> _Problem statement_
Among the entries, which lines carry the string "value"? Copy each of them.

> _Data for processing_
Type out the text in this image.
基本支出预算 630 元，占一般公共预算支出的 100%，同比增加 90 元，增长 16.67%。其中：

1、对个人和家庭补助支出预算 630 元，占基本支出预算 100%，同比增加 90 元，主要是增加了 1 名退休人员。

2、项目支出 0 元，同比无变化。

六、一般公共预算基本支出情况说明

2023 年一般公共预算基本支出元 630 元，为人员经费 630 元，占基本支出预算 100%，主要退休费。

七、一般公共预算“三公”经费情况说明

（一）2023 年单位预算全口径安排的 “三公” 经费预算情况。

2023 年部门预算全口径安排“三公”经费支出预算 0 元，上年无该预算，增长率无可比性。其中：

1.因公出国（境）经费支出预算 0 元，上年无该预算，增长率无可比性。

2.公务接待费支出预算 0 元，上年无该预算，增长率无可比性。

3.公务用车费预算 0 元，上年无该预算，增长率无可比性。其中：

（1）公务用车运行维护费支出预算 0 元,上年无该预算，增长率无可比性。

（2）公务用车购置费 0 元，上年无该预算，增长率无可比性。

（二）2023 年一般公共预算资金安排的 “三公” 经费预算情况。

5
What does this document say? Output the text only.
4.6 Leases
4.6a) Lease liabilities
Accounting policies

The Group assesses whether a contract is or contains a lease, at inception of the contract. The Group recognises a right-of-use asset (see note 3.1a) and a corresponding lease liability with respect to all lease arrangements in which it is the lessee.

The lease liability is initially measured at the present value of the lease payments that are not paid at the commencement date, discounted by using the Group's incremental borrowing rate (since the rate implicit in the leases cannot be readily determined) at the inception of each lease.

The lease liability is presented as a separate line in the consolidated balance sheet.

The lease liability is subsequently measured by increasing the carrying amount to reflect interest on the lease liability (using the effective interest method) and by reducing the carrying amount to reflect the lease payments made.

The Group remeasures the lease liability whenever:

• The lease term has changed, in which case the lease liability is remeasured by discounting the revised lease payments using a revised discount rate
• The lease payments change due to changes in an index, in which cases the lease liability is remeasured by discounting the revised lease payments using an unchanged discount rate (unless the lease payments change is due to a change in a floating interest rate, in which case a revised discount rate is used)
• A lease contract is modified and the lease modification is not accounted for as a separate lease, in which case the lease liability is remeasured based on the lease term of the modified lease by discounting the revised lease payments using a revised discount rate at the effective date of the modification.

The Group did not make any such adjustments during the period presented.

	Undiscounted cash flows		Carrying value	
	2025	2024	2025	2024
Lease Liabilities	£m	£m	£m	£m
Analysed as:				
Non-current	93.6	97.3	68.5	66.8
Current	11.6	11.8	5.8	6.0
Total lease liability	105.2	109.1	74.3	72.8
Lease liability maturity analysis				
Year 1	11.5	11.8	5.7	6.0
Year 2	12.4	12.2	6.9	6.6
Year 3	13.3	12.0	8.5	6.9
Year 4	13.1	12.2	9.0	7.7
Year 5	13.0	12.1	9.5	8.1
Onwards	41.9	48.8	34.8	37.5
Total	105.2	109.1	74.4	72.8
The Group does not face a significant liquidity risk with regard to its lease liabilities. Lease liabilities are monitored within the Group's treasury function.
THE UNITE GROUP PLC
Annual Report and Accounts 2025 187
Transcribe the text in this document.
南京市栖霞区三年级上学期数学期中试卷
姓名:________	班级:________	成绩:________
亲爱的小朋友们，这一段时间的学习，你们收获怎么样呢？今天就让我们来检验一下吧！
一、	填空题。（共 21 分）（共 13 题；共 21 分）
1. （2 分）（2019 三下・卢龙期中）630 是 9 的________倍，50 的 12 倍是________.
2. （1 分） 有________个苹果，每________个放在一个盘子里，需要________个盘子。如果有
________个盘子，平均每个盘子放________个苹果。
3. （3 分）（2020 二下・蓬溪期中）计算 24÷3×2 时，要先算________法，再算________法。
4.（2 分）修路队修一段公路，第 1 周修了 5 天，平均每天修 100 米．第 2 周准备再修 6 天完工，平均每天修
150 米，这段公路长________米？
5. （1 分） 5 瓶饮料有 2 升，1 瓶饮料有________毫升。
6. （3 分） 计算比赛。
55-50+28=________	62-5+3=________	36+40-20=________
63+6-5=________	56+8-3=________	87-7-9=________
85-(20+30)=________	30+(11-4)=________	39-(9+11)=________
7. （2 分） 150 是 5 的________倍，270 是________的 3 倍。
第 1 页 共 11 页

> _Full solution_
The lease liability is initially measured at the present value of the lease payments that are not paid at the commencement date, discounted by using the Group's incremental borrowing rate (since the rate implicit in the leases cannot be readily determined) at the inception of each lease.
	Undiscounted cash flows		Carrying value	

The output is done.